start INPUT

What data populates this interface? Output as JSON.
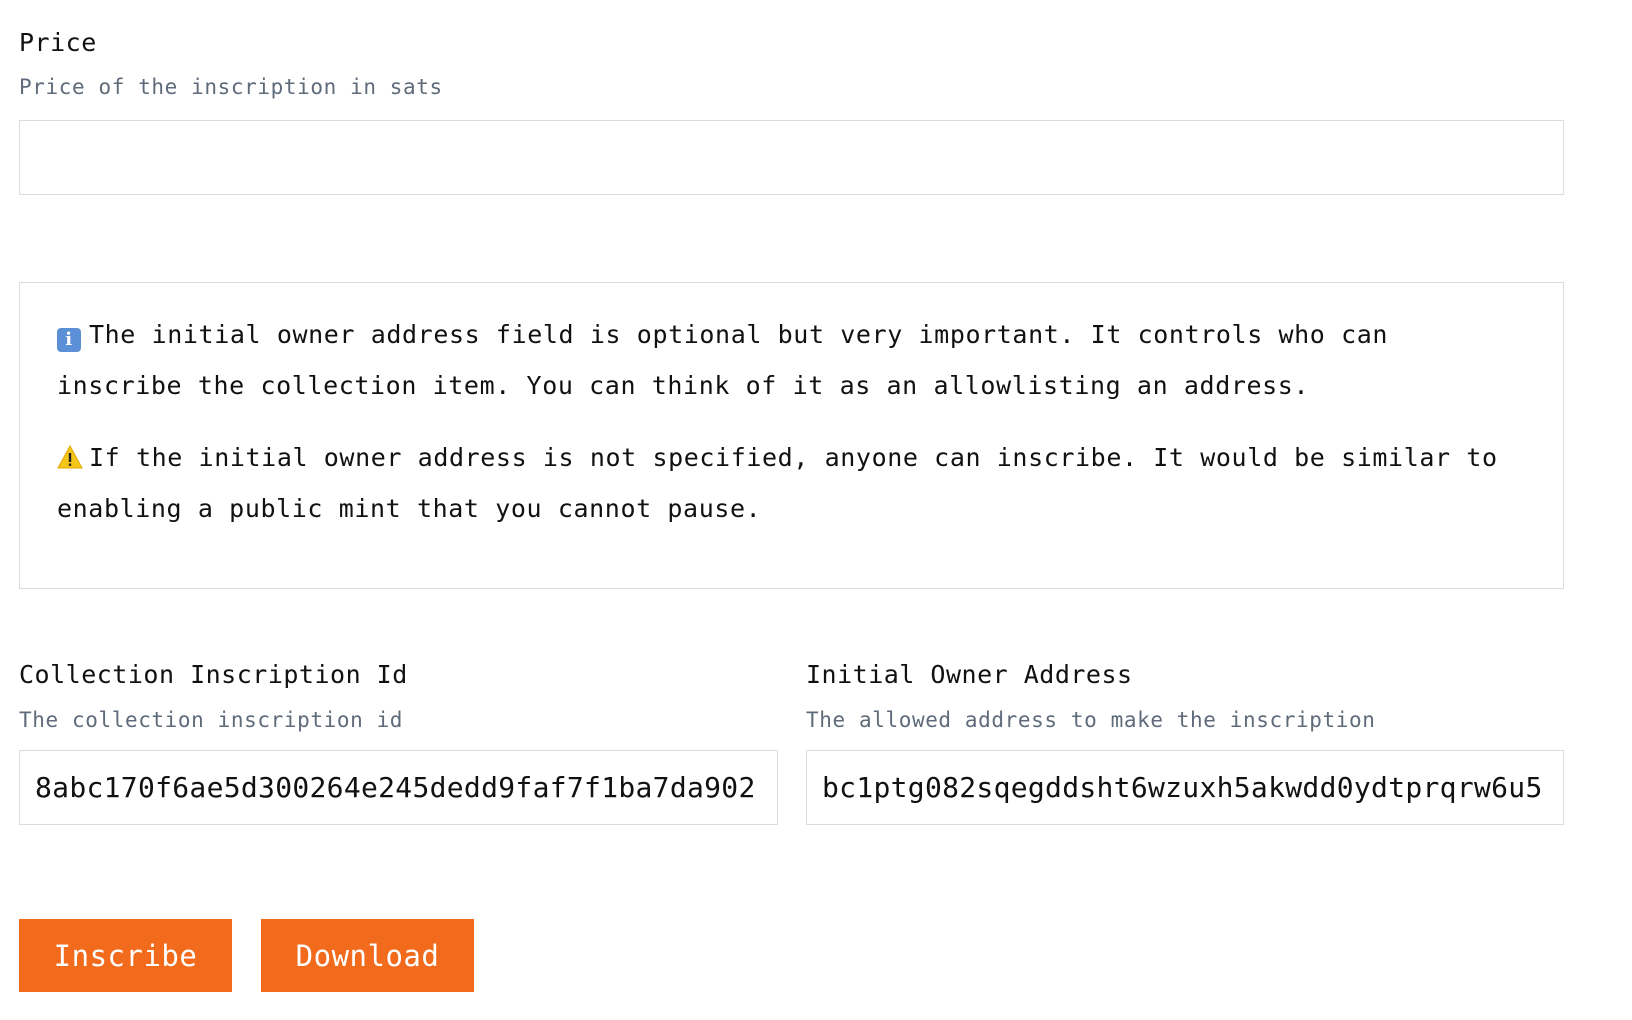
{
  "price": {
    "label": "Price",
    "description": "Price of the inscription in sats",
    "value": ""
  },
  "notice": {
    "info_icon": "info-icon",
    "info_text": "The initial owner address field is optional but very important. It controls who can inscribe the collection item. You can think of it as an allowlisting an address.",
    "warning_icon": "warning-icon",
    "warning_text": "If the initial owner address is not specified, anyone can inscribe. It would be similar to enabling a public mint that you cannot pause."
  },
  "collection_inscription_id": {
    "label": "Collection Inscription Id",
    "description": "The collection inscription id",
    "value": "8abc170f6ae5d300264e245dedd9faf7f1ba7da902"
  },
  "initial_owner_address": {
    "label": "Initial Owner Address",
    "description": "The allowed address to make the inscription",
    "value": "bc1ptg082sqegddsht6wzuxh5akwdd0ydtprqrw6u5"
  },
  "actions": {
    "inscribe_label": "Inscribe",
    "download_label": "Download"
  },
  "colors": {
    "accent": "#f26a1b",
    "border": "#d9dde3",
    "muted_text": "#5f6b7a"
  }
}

end INPUT

● WHAT YOU ARE ASKED TO DO: Quote all the lines above exactly as given. Do not include the pictures.

● TASK RESPONSE:
What data populates this interface? Output as JSON.
{
  "price": {
    "label": "Price",
    "description": "Price of the inscription in sats",
    "value": ""
  },
  "notice": {
    "info_icon": "info-icon",
    "info_text": "The initial owner address field is optional but very important. It controls who can inscribe the collection item. You can think of it as an allowlisting an address.",
    "warning_icon": "warning-icon",
    "warning_text": "If the initial owner address is not specified, anyone can inscribe. It would be similar to enabling a public mint that you cannot pause."
  },
  "collection_inscription_id": {
    "label": "Collection Inscription Id",
    "description": "The collection inscription id",
    "value": "8abc170f6ae5d300264e245dedd9faf7f1ba7da902"
  },
  "initial_owner_address": {
    "label": "Initial Owner Address",
    "description": "The allowed address to make the inscription",
    "value": "bc1ptg082sqegddsht6wzuxh5akwdd0ydtprqrw6u5"
  },
  "actions": {
    "inscribe_label": "Inscribe",
    "download_label": "Download"
  },
  "colors": {
    "accent": "#f26a1b",
    "border": "#d9dde3",
    "muted_text": "#5f6b7a"
  }
}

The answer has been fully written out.